Records contained in a dataset>
=-=-=
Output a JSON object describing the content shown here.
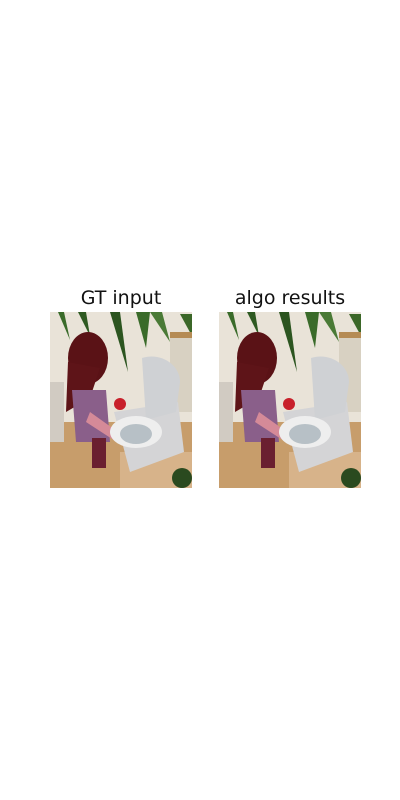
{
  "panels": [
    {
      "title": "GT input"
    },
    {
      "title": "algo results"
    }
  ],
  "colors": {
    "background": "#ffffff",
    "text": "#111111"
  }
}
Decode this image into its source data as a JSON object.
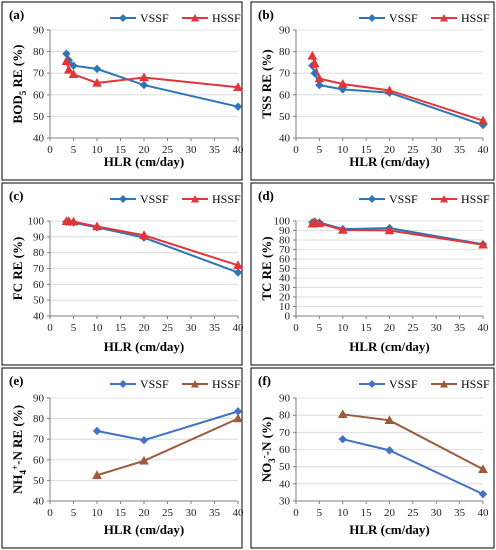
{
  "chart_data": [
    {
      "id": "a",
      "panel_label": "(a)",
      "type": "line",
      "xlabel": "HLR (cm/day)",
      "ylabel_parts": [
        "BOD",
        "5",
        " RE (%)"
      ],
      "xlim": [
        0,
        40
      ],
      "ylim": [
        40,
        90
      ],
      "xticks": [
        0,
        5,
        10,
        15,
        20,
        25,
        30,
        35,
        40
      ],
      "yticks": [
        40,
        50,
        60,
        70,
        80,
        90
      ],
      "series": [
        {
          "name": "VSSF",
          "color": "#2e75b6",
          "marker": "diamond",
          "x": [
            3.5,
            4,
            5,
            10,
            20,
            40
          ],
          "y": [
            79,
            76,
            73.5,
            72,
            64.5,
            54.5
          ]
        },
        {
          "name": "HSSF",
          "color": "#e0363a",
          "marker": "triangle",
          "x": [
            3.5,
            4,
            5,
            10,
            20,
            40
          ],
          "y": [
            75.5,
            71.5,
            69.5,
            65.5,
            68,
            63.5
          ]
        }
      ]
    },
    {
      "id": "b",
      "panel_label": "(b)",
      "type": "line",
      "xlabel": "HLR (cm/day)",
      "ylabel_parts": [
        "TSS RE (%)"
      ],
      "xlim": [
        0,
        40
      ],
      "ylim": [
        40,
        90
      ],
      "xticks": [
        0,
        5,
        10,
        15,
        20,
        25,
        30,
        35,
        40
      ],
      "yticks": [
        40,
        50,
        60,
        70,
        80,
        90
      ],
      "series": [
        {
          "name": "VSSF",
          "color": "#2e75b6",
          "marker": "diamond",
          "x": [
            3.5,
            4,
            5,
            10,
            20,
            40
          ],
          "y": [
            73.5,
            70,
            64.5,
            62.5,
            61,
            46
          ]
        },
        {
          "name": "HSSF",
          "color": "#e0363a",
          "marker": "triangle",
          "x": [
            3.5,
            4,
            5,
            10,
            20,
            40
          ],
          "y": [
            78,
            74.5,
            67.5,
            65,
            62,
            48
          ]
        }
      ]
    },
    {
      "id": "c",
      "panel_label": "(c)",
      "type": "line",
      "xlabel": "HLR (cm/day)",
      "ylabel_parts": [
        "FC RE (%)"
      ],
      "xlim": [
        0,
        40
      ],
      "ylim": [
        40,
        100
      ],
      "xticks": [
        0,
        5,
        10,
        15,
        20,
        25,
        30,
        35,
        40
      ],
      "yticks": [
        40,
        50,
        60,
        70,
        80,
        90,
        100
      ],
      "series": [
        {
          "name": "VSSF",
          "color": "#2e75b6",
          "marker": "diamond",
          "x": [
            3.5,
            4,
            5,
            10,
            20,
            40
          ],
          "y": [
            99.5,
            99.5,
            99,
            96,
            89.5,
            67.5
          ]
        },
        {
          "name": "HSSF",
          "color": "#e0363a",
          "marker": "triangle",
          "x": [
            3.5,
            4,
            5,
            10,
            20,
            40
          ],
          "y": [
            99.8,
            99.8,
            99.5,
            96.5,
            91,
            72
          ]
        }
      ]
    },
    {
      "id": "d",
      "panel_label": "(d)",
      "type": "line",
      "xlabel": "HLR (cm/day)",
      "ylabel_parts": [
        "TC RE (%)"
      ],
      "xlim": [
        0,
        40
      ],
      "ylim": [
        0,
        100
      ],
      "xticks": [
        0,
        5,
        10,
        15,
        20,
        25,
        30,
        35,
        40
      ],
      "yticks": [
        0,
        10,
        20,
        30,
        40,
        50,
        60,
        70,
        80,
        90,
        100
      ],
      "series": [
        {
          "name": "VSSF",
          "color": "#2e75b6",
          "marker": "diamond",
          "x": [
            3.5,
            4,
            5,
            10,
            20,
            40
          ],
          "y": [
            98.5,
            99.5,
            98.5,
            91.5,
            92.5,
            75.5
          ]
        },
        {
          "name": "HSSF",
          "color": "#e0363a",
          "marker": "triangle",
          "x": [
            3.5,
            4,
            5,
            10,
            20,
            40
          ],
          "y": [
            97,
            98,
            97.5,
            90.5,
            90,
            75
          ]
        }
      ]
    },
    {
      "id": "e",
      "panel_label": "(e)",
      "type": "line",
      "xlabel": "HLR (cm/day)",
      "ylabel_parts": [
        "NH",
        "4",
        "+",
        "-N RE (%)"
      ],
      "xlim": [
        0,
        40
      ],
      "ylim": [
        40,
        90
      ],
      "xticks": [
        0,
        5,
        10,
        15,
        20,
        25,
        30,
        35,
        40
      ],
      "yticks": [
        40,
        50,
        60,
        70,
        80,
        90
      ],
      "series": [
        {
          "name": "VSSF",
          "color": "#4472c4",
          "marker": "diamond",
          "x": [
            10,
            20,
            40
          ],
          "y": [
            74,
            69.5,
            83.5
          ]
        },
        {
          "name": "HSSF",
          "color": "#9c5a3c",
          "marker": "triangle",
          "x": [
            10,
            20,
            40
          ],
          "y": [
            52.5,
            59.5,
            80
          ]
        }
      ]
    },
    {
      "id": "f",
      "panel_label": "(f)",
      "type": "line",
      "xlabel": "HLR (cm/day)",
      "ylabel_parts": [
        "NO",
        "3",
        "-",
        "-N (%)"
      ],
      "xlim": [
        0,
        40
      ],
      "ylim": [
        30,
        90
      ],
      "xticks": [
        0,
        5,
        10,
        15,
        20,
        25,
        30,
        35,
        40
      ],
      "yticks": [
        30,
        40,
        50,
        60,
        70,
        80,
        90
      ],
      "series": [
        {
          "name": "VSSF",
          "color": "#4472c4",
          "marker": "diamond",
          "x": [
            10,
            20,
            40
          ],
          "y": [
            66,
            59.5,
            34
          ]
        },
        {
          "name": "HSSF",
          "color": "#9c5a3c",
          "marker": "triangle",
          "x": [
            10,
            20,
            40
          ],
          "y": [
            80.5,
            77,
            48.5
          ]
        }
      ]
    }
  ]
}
=-=-=
WHAT THE TASK ASKS> Output every entry exactly as given; pictures are not part of the copy.

OUTPUT FOR THIS TASK>
Output a JSON object describing the content shown here.
{
  "panels": [
    {
      "title": "GT input"
    },
    {
      "title": "algo results"
    }
  ],
  "colors": {
    "background": "#ffffff",
    "text": "#111111"
  }
}
Decode this image into its source data as a JSON object.
{
  "chart_data": [
    {
      "id": "a",
      "panel_label": "(a)",
      "type": "line",
      "xlabel": "HLR (cm/day)",
      "ylabel_parts": [
        "BOD",
        "5",
        " RE (%)"
      ],
      "xlim": [
        0,
        40
      ],
      "ylim": [
        40,
        90
      ],
      "xticks": [
        0,
        5,
        10,
        15,
        20,
        25,
        30,
        35,
        40
      ],
      "yticks": [
        40,
        50,
        60,
        70,
        80,
        90
      ],
      "series": [
        {
          "name": "VSSF",
          "color": "#2e75b6",
          "marker": "diamond",
          "x": [
            3.5,
            4,
            5,
            10,
            20,
            40
          ],
          "y": [
            79,
            76,
            73.5,
            72,
            64.5,
            54.5
          ]
        },
        {
          "name": "HSSF",
          "color": "#e0363a",
          "marker": "triangle",
          "x": [
            3.5,
            4,
            5,
            10,
            20,
            40
          ],
          "y": [
            75.5,
            71.5,
            69.5,
            65.5,
            68,
            63.5
          ]
        }
      ]
    },
    {
      "id": "b",
      "panel_label": "(b)",
      "type": "line",
      "xlabel": "HLR (cm/day)",
      "ylabel_parts": [
        "TSS RE (%)"
      ],
      "xlim": [
        0,
        40
      ],
      "ylim": [
        40,
        90
      ],
      "xticks": [
        0,
        5,
        10,
        15,
        20,
        25,
        30,
        35,
        40
      ],
      "yticks": [
        40,
        50,
        60,
        70,
        80,
        90
      ],
      "series": [
        {
          "name": "VSSF",
          "color": "#2e75b6",
          "marker": "diamond",
          "x": [
            3.5,
            4,
            5,
            10,
            20,
            40
          ],
          "y": [
            73.5,
            70,
            64.5,
            62.5,
            61,
            46
          ]
        },
        {
          "name": "HSSF",
          "color": "#e0363a",
          "marker": "triangle",
          "x": [
            3.5,
            4,
            5,
            10,
            20,
            40
          ],
          "y": [
            78,
            74.5,
            67.5,
            65,
            62,
            48
          ]
        }
      ]
    },
    {
      "id": "c",
      "panel_label": "(c)",
      "type": "line",
      "xlabel": "HLR (cm/day)",
      "ylabel_parts": [
        "FC RE (%)"
      ],
      "xlim": [
        0,
        40
      ],
      "ylim": [
        40,
        100
      ],
      "xticks": [
        0,
        5,
        10,
        15,
        20,
        25,
        30,
        35,
        40
      ],
      "yticks": [
        40,
        50,
        60,
        70,
        80,
        90,
        100
      ],
      "series": [
        {
          "name": "VSSF",
          "color": "#2e75b6",
          "marker": "diamond",
          "x": [
            3.5,
            4,
            5,
            10,
            20,
            40
          ],
          "y": [
            99.5,
            99.5,
            99,
            96,
            89.5,
            67.5
          ]
        },
        {
          "name": "HSSF",
          "color": "#e0363a",
          "marker": "triangle",
          "x": [
            3.5,
            4,
            5,
            10,
            20,
            40
          ],
          "y": [
            99.8,
            99.8,
            99.5,
            96.5,
            91,
            72
          ]
        }
      ]
    },
    {
      "id": "d",
      "panel_label": "(d)",
      "type": "line",
      "xlabel": "HLR (cm/day)",
      "ylabel_parts": [
        "TC RE (%)"
      ],
      "xlim": [
        0,
        40
      ],
      "ylim": [
        0,
        100
      ],
      "xticks": [
        0,
        5,
        10,
        15,
        20,
        25,
        30,
        35,
        40
      ],
      "yticks": [
        0,
        10,
        20,
        30,
        40,
        50,
        60,
        70,
        80,
        90,
        100
      ],
      "series": [
        {
          "name": "VSSF",
          "color": "#2e75b6",
          "marker": "diamond",
          "x": [
            3.5,
            4,
            5,
            10,
            20,
            40
          ],
          "y": [
            98.5,
            99.5,
            98.5,
            91.5,
            92.5,
            75.5
          ]
        },
        {
          "name": "HSSF",
          "color": "#e0363a",
          "marker": "triangle",
          "x": [
            3.5,
            4,
            5,
            10,
            20,
            40
          ],
          "y": [
            97,
            98,
            97.5,
            90.5,
            90,
            75
          ]
        }
      ]
    },
    {
      "id": "e",
      "panel_label": "(e)",
      "type": "line",
      "xlabel": "HLR (cm/day)",
      "ylabel_parts": [
        "NH",
        "4",
        "+",
        "-N RE (%)"
      ],
      "xlim": [
        0,
        40
      ],
      "ylim": [
        40,
        90
      ],
      "xticks": [
        0,
        5,
        10,
        15,
        20,
        25,
        30,
        35,
        40
      ],
      "yticks": [
        40,
        50,
        60,
        70,
        80,
        90
      ],
      "series": [
        {
          "name": "VSSF",
          "color": "#4472c4",
          "marker": "diamond",
          "x": [
            10,
            20,
            40
          ],
          "y": [
            74,
            69.5,
            83.5
          ]
        },
        {
          "name": "HSSF",
          "color": "#9c5a3c",
          "marker": "triangle",
          "x": [
            10,
            20,
            40
          ],
          "y": [
            52.5,
            59.5,
            80
          ]
        }
      ]
    },
    {
      "id": "f",
      "panel_label": "(f)",
      "type": "line",
      "xlabel": "HLR (cm/day)",
      "ylabel_parts": [
        "NO",
        "3",
        "-",
        "-N (%)"
      ],
      "xlim": [
        0,
        40
      ],
      "ylim": [
        30,
        90
      ],
      "xticks": [
        0,
        5,
        10,
        15,
        20,
        25,
        30,
        35,
        40
      ],
      "yticks": [
        30,
        40,
        50,
        60,
        70,
        80,
        90
      ],
      "series": [
        {
          "name": "VSSF",
          "color": "#4472c4",
          "marker": "diamond",
          "x": [
            10,
            20,
            40
          ],
          "y": [
            66,
            59.5,
            34
          ]
        },
        {
          "name": "HSSF",
          "color": "#9c5a3c",
          "marker": "triangle",
          "x": [
            10,
            20,
            40
          ],
          "y": [
            80.5,
            77,
            48.5
          ]
        }
      ]
    }
  ]
}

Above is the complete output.